PROMPT A →
Answer these questions using the Bram Stoker text:
(i) In what year was Stoker's novel The Jewel of Seven Stars published?
(ii) According to the text, where did Sir William Wilde discover a mummy in 1837?
(iii) In what year did the British government classify Egypt as a protectorate?

TEXT SEGMENT →
<<<<
When the name Bram Stoker is uttered, an instant and highly specific horror icon is summoned. He has sharp teeth, red eyes, and (depending on the film) a very pointed widow’s peak. Indeed, Dracula is such a definitive piece of Gothic and late Victorian literature that most folks who’ve never read the 1897 novel still instantly know which vampire you are referring to by name. Over 200 movie adaptations and counting has that effect. Yet the walking cadaver of the Carpathians may not be Stoker’s only contribution to enduring horror movie icons. And too few realize he might’ve spurred the imagery we now associate with nearly every mummy movie.
While there have been few direct adaptations of his 1903 novel The Jewel of Seven Stars, and fewer still worth seeing, this early Edwardian yarn is potentially every bit as influential as its fanged predecessor, and one that seems to only grow more visibly infused in recent takes on the primal fear of an ancient Egyptian ghoul rising from the grave, such as in this month’s The Mummy remake. In the new movie, Sofia Boutella takes on the eponymous role of Ahmanet, a female Mummy whose archetype has long been a focal point for Universal Pictures’ numerous Egyptian-inspired movies. But as Ahmanet completes her transition from MacGuffin to Main Big Bad, she is completing what appears to be a century’s long journey of realizing Stoker’s original mummified thrill of seeing a New Woman menace rising in decayed sorceress garb.
The First Echo
Bram Stoker, a respected if often overlooked figure in his day, has become the enigmatic subject of many biographies in the ensuing decades. At the epicenter of British culture during its peak (and last gasp) of global dominance, the proudly Irish scribe was mostly regarded as a theater manager in life, playing Renfield to his employer and master, Sir Henry Irving (the first actor who was scandalously permitted a burial at Westminster Abbey). At Irving’s side, and with his esteemed Trinity College education in Dublin, Stoker lived a life both public yet intentionally in the wings.
But fortuitously, it was in those wings he crossed paths with many major figures in Irish, English, and even American society. One such crucial figure in Stoker’s formative years was Sir William Wilde, father of the tragic-brilliant Oscar. The nature of Abraham Stoker’s relationship with Oscar Wilde is still subject to debate—albeit Oscar often had tea with Stoker’s wife, Florence… Oscar’s one-time fiancée—but Bram was quite close in his early years to Oscar’s parents, Sir William and Jane Wilde. And it was the former who introduced Stoker to an obsession with Egyptology.
Sir William, known for his travels to Africa and abroad, apparently regaled Stoker with tales of his adventures in Egypt, including how in 1837 he discovered a mummy outside the burial ground of Saqqara and brought it back to Dublin. And its journey may not have truly ended until Boris Karloff donned Jack Pierce’s iconic makeup effects in Universal’s first 1932 stab at The Mummy.
A Blast from the Literary Past
Unlike Dracula, Stoker was hardly diving into a sordid and uncouth folklore when The Jewel of Seven Stars hit London bookshelves. Whereas vampires were still largely the realm of penny dreadfuls when the author offered a definitive take on the creature, a fascination with ancient Egypt and its perennial ghosts was already in vogue. Ever since Napoleon blundered into Egypt in 1798, the following 19th century saw Europeans taken with “Egyptomania.” The craze of walking like an Egyptian even reached the Victorians once the British government “generously” classified Egypt as a protectorate worthy of colonization in 1882. Hundreds of stories were subsequently published about Egyptian curses and mummies run amok. Egyptian queens and princesses in particular became romanticized (and eroticized) due to the appeal of preserved beauty.
>>>>
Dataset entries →
<<<<
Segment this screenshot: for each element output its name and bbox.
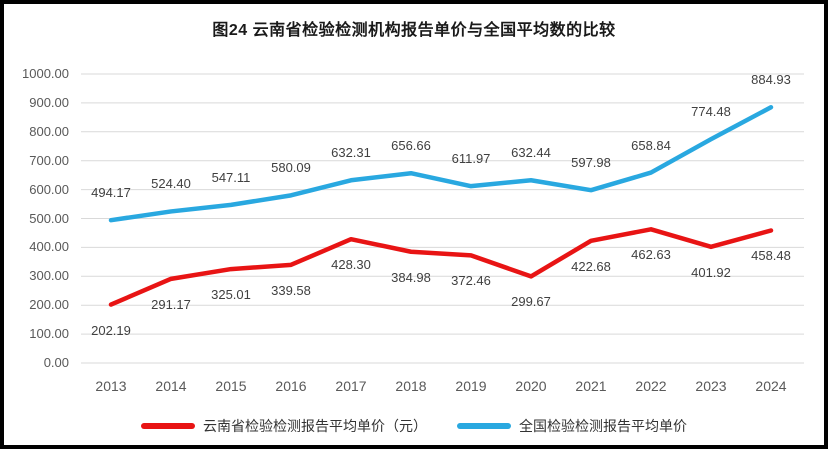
- x-axis-tick: 2013: [95, 378, 127, 394]
- x-axis-tick: 2018: [395, 378, 427, 394]
- x-axis-tick: 2023: [695, 378, 727, 394]
- legend-item-yunnan: 云南省检验检测报告平均单价（元）: [141, 416, 427, 436]
- y-axis-tick: 100.00: [29, 326, 69, 342]
- chart-title: 图24 云南省检验检测机构报告单价与全国平均数的比较: [212, 22, 616, 39]
- series-line-1: [108, 105, 774, 223]
- data-label-series-1: 656.66: [391, 138, 431, 154]
- data-label-series-0: 372.46: [451, 273, 491, 289]
- chart-legend: 云南省检验检测报告平均单价（元） 全国检验检测报告平均单价: [4, 413, 824, 439]
- data-label-series-1: 611.97: [451, 151, 491, 167]
- legend-label-national: 全国检验检测报告平均单价: [519, 418, 687, 434]
- y-axis-tick: 400.00: [29, 239, 69, 255]
- x-axis-tick: 2020: [515, 378, 547, 394]
- data-label-series-0: 299.67: [511, 294, 551, 310]
- y-axis-tick: 900.00: [29, 94, 69, 110]
- y-axis-tick: 600.00: [29, 181, 69, 197]
- data-label-series-1: 597.98: [571, 155, 611, 171]
- data-label-series-1: 524.40: [151, 176, 191, 192]
- series-line-0: [108, 227, 774, 307]
- y-axis-tick: 800.00: [29, 123, 69, 139]
- data-label-series-1: 884.93: [751, 72, 791, 88]
- y-axis-tick: 300.00: [29, 268, 69, 284]
- x-axis-tick: 2019: [455, 378, 487, 394]
- y-axis-tick: 1000.00: [22, 66, 69, 81]
- data-label-series-1: 632.31: [331, 145, 371, 161]
- legend-swatch-yunnan: [141, 423, 195, 429]
- data-label-series-0: 339.58: [271, 282, 311, 298]
- data-label-series-1: 774.48: [691, 104, 731, 120]
- data-label-series-1: 632.44: [511, 145, 551, 161]
- x-axis-tick: 2024: [755, 378, 787, 394]
- legend-item-national: 全国检验检测报告平均单价: [457, 416, 687, 436]
- data-label-series-0: 384.98: [391, 269, 431, 285]
- y-axis-tick: 200.00: [29, 297, 69, 313]
- data-label-series-1: 580.09: [271, 160, 311, 176]
- data-label-series-0: 325.01: [211, 287, 251, 303]
- x-axis-tick: 2021: [575, 378, 607, 394]
- data-label-series-0: 291.17: [151, 296, 191, 312]
- data-label-series-1: 547.11: [211, 169, 251, 185]
- legend-swatch-national: [457, 423, 511, 429]
- chart-plot-area: [81, 73, 804, 364]
- x-axis-tick: 2017: [335, 378, 367, 394]
- x-axis-tick: 2016: [275, 378, 307, 394]
- y-axis-tick: 700.00: [29, 152, 69, 168]
- data-label-series-0: 462.63: [631, 247, 671, 263]
- y-axis-tick: 500.00: [29, 210, 69, 226]
- data-label-series-0: 458.48: [751, 248, 791, 264]
- y-axis-tick: 0.00: [43, 355, 69, 370]
- data-label-series-0: 202.19: [91, 322, 131, 338]
- data-label-series-0: 401.92: [691, 264, 731, 280]
- data-label-series-0: 428.30: [331, 257, 371, 273]
- x-axis-tick: 2015: [215, 378, 247, 394]
- data-label-series-0: 422.68: [571, 258, 611, 274]
- data-label-series-1: 494.17: [91, 185, 131, 201]
- x-axis-tick: 2022: [635, 378, 667, 394]
- legend-label-yunnan: 云南省检验检测报告平均单价（元）: [203, 418, 427, 434]
- x-axis-tick: 2014: [155, 378, 187, 394]
- data-label-series-1: 658.84: [631, 137, 671, 153]
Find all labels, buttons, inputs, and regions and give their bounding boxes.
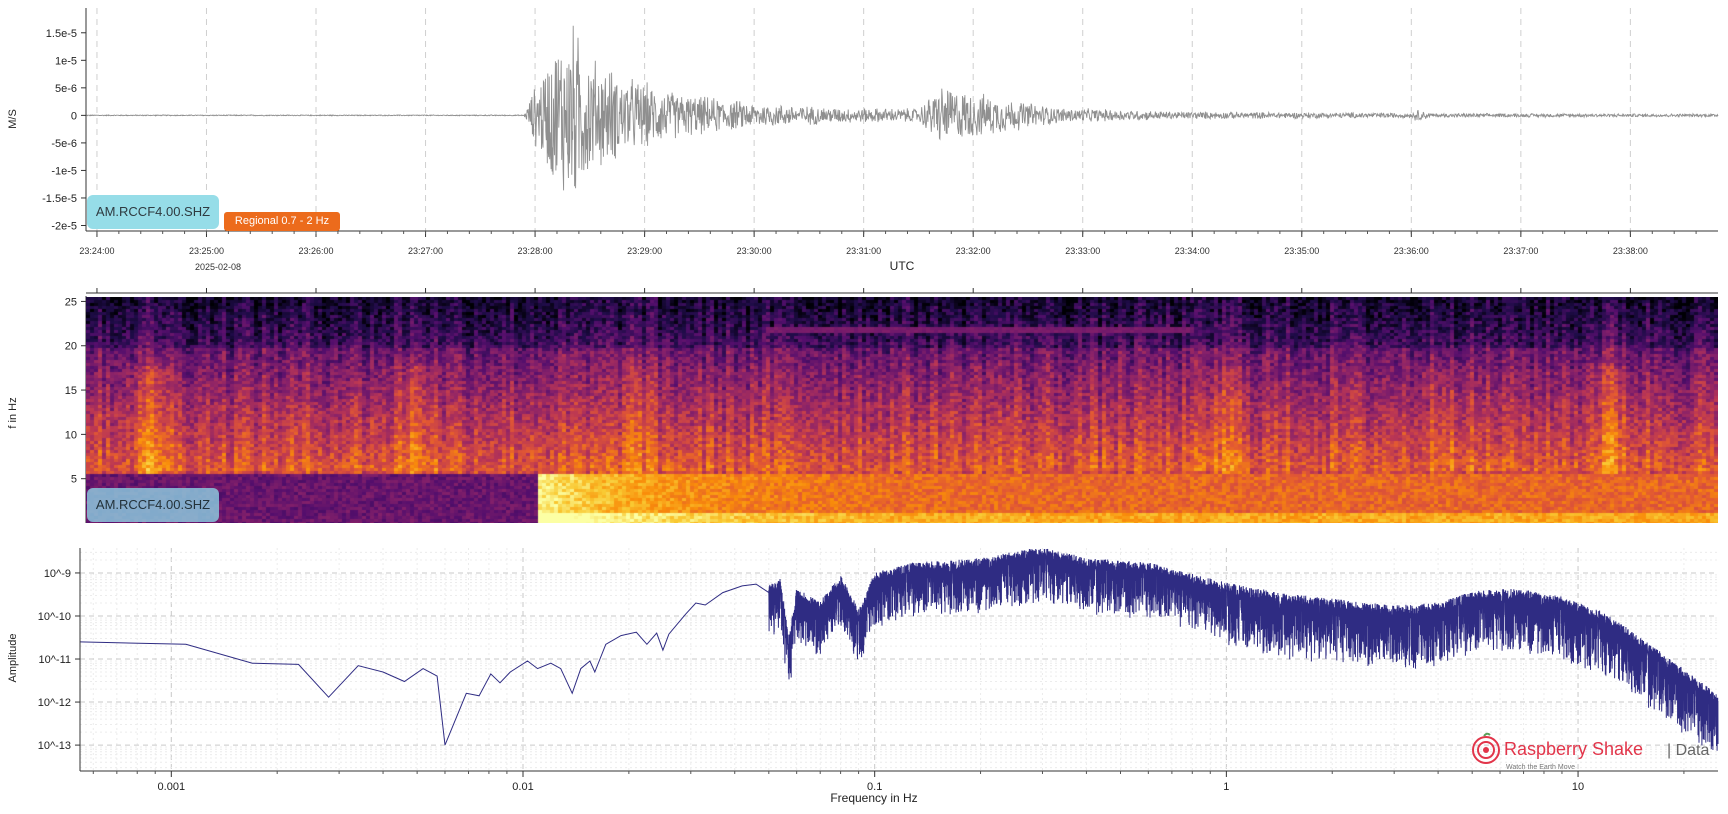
seismogram-trace (85, 25, 1719, 191)
seismogram-x-tick-label: 23:28:00 (518, 246, 553, 256)
seismogram-x-tick-label: 23:27:00 (408, 246, 443, 256)
seismogram-x-tick-label: 23:33:00 (1065, 246, 1100, 256)
seismogram-x-tick-label: 23:37:00 (1503, 246, 1538, 256)
seismogram-y-tick-label: 0 (71, 110, 77, 122)
seismogram-xlabel: UTC (890, 259, 915, 273)
spectrogram-y-tick-label: 15 (65, 385, 77, 397)
spectrum-x-tick-label: 0.01 (512, 781, 533, 793)
spectrogram-top-ticks (96, 288, 1631, 293)
spectrum-y-tick-label: 10^-11 (39, 654, 71, 666)
seismogram-x-tick-label: 23:26:00 (298, 246, 333, 256)
spectrum-xlabel: Frequency in Hz (830, 791, 917, 805)
spectrogram-y-ticks: 5 10 15 20 25 (65, 296, 86, 486)
spectrum-ylabel: Amplitude (7, 634, 19, 683)
seismogram-grid (96, 8, 1631, 231)
spectrogram-y-tick-label: 20 (65, 341, 77, 353)
seismogram-y-tick-label: -2e-5 (51, 220, 77, 232)
spectrum-x-ticks: 0.001 0.01 0.1 1 10 (92, 771, 1685, 793)
spectrum-x-tick-label: 0.001 (158, 781, 186, 793)
logo-brand-accent: Shake (1592, 739, 1643, 759)
spectrum-line (79, 548, 1719, 751)
spectrogram-y-tick-label: 10 (65, 429, 77, 441)
shake-logo-icon (1472, 732, 1500, 764)
spectrum-y-tick-label: 10^-10 (38, 611, 71, 623)
seismogram-x-tick-label: 23:36:00 (1394, 246, 1429, 256)
spectrum-y-tick-label: 10^-13 (38, 740, 71, 752)
seismogram-y-tick-label: -1.5e-5 (42, 193, 77, 205)
spectrum-x-tick-label: 10 (1572, 781, 1584, 793)
station-badge: AM.RCCF4.00.SHZ (87, 195, 219, 229)
spectrum-x-tick-label: 1 (1223, 781, 1229, 793)
spectrogram-y-tick-label: 5 (71, 474, 77, 486)
spectrogram-y-tick-label: 25 (65, 296, 77, 308)
seismogram-y-ticks: 1.5e-5 1e-5 5e-6 0 -5e-6 -1e-5 -1.5e-5 -2e-5 (42, 28, 86, 232)
raspberry-shake-logo: Raspberry Shake | Data Watch the Earth Mo… (1472, 732, 1710, 771)
seismogram-date-label: 2025-02-08 (195, 262, 241, 272)
seismogram-x-tick-label: 23:30:00 (737, 246, 772, 256)
seismogram-y-tick-label: -5e-6 (51, 138, 77, 150)
seismogram-x-tick-label: 23:34:00 (1175, 246, 1210, 256)
spectrum-x-tick-label: 0.1 (867, 781, 882, 793)
filter-badge: Regional 0.7 - 2 Hz (224, 212, 340, 231)
seismogram-x-tick-label: 23:31:00 (846, 246, 881, 256)
seismogram-x-tick-label: 23:29:00 (627, 246, 662, 256)
seismogram-x-tick-label: 23:38:00 (1613, 246, 1648, 256)
spectrum-y-ticks: 10^-9 10^-10 10^-11 10^-12 10^-13 (38, 568, 80, 752)
seismogram-x-tick-label: 23:32:00 (956, 246, 991, 256)
logo-tagline: Watch the Earth Move (1506, 764, 1575, 771)
seismogram-x-ticks: 23:24:00 23:25:00 23:26:00 23:27:00 23:28:00… (79, 231, 1697, 256)
spectrum-y-tick-label: 10^-12 (38, 697, 71, 709)
seismogram-x-tick-label: 23:35:00 (1284, 246, 1319, 256)
logo-suffix: | Data (1667, 742, 1710, 759)
seismogram-ylabel: M/S (7, 109, 19, 129)
seismogram-trace-group (85, 25, 1719, 191)
spectrum-line-group (79, 548, 1719, 751)
seismogram-y-tick-label: 5e-6 (55, 83, 77, 95)
seismogram-x-tick-label: 23:25:00 (189, 246, 224, 256)
logo-brand: Raspberry (1504, 739, 1587, 759)
seismogram-y-tick-label: 1e-5 (55, 55, 77, 67)
spectrogram-heatmap (86, 297, 1718, 523)
seismogram-x-tick-label: 23:24:00 (79, 246, 114, 256)
spectrogram-station-badge: AM.RCCF4.00.SHZ (87, 488, 219, 522)
seismogram-y-tick-label: 1.5e-5 (46, 28, 77, 40)
spectrogram-ylabel: f in Hz (7, 397, 19, 428)
seismogram-y-tick-label: -1e-5 (51, 165, 77, 177)
spectrum-y-tick-label: 10^-9 (44, 568, 71, 580)
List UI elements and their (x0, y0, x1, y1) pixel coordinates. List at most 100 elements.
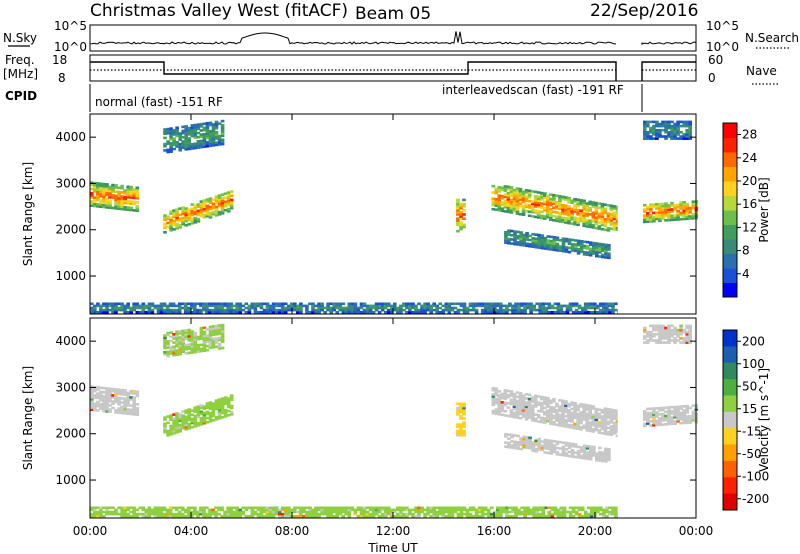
velocity-echo-cell (199, 343, 204, 347)
power-echo-cell (582, 253, 587, 256)
velocity-echo-cell (679, 411, 683, 415)
power-echo-cell (202, 302, 206, 306)
velocity-echo-cell (459, 510, 464, 514)
velocity-echo-cell (582, 426, 586, 429)
power-echo-cell (591, 213, 596, 217)
power-echo-cell (184, 148, 188, 151)
velocity-echo-cell (576, 412, 580, 416)
power-echo-cell (168, 308, 173, 312)
power-echo-cell (477, 302, 482, 306)
power-echo-cell (202, 209, 207, 213)
power-echo-cell (211, 302, 215, 306)
velocity-echo-cell (293, 514, 297, 518)
velocity-echo-cell (311, 514, 315, 518)
power-echo-cell (510, 229, 514, 233)
power-echo-cell (537, 238, 541, 241)
velocity-echo-cell (126, 402, 130, 405)
velocity-echo-cell (561, 453, 566, 457)
velocity-echo-cell (597, 414, 602, 418)
power-echo-cell (567, 246, 572, 250)
velocity-echo-cell (223, 512, 227, 516)
power-echo-cell (516, 234, 520, 238)
power-echo-cell (606, 218, 611, 222)
velocity-echo-cell (271, 514, 276, 518)
velocity-echo-cell (96, 396, 100, 400)
velocity-echo-cell (187, 424, 192, 428)
velocity-echo-cell (658, 408, 662, 412)
velocity-echo-cell (509, 398, 514, 402)
power-echo-cell (555, 242, 560, 246)
power-echo-cell (202, 126, 207, 130)
power-echo-cell (205, 204, 210, 208)
power-echo-cell (90, 183, 94, 187)
power-echo-cell (238, 306, 243, 310)
velocity-echo-cell (163, 344, 167, 348)
power-echo-cell (208, 197, 213, 200)
velocity-echo-cell (603, 426, 608, 429)
velocity-echo-cell (512, 397, 517, 400)
velocity-echo-cell (450, 514, 455, 518)
velocity-echo-cell (166, 342, 170, 345)
velocity-echo-cell (196, 407, 201, 410)
power-echo-cell (132, 304, 136, 308)
power-echo-cell (326, 304, 330, 308)
power-echo-cell (211, 123, 216, 126)
velocity-echo-cell (523, 510, 527, 514)
velocity-echo-cell (341, 510, 346, 514)
velocity-echo-cell (573, 406, 577, 409)
power-echo-cell (459, 308, 464, 312)
power-echo-cell (511, 306, 515, 310)
velocity-echo-cell (643, 412, 647, 415)
velocity-echo-cell (573, 426, 577, 430)
power-echo-cell (664, 124, 668, 128)
colorbar-swatch (723, 137, 737, 153)
velocity-echo-cell (574, 506, 579, 510)
power-echo-cell (600, 213, 605, 216)
power-echo-cell (390, 306, 394, 310)
power-echo-cell (432, 302, 436, 306)
velocity-echo-cell (377, 514, 382, 518)
velocity-echo-cell (594, 414, 599, 417)
velocity-echo-cell (153, 512, 158, 516)
power-echo-cell (423, 308, 427, 312)
power-echo-cell (175, 128, 179, 132)
velocity-echo-cell (184, 329, 188, 332)
power-echo-cell (380, 304, 385, 308)
power-echo-cell (314, 308, 318, 312)
velocity-echo-cell (679, 415, 683, 419)
velocity-echo-cell (550, 514, 555, 518)
velocity-echo-cell (99, 396, 103, 400)
velocity-echo-cell (570, 424, 574, 427)
power-echo-cell (326, 302, 330, 306)
velocity-echo-cell (598, 459, 602, 462)
velocity-echo-cell (518, 408, 523, 412)
power-echo-cell (595, 248, 599, 252)
velocity-echo-cell (220, 334, 225, 337)
power-echo-cell (658, 122, 662, 126)
power-echo-cell (676, 211, 680, 215)
velocity-echo-cell (93, 404, 97, 408)
power-echo-cell (168, 310, 173, 314)
velocity-echo-cell (514, 510, 518, 514)
power-echo-cell (540, 210, 544, 214)
power-echo-cell (135, 304, 140, 308)
velocity-echo-cell (607, 448, 611, 451)
colorbar-tick-label: -50 (742, 447, 762, 461)
velocity-echo-cell (178, 352, 182, 356)
power-echo-cell (111, 190, 115, 193)
velocity-echo-cell (135, 514, 140, 518)
velocity-echo-cell (530, 408, 535, 412)
power-echo-cell (600, 204, 605, 208)
velocity-echo-cell (500, 405, 505, 408)
power-echo-cell (120, 207, 124, 211)
velocity-echo-cell (667, 410, 671, 413)
velocity-echo-cell (105, 510, 109, 514)
velocity-echo-cell (220, 401, 225, 404)
velocity-echo-cell (181, 346, 185, 349)
velocity-echo-cell (317, 514, 321, 518)
power-echo-cell (667, 122, 671, 126)
velocity-echo-cell (166, 350, 170, 354)
velocity-echo-cell (217, 324, 222, 327)
velocity-echo-cell (606, 430, 611, 434)
velocity-echo-cell (512, 413, 517, 417)
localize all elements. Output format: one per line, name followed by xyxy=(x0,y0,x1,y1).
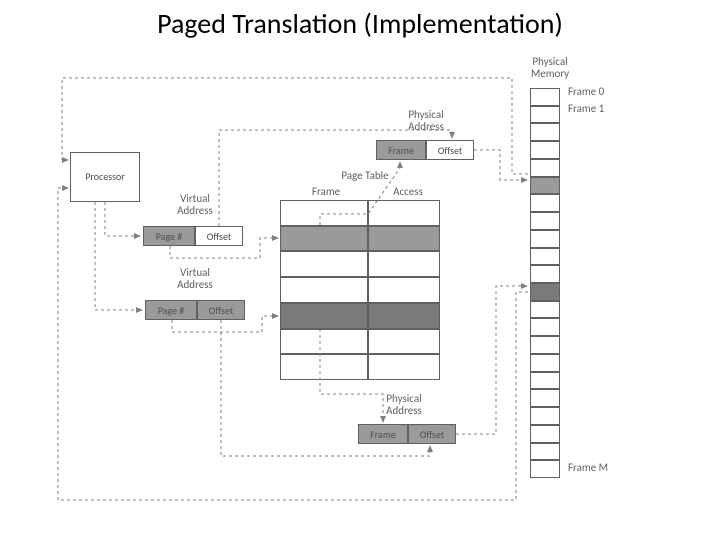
>>>>
PROMPT B → Count the lines of the dataset entries that contain the string "yunnan", with case mattering, and give only that number.

EXERCISE RESULT A →
(i) 1903
(ii) Outside the burial ground of Saqqara
(iii) 1882

EXERCISE RESULT B → 3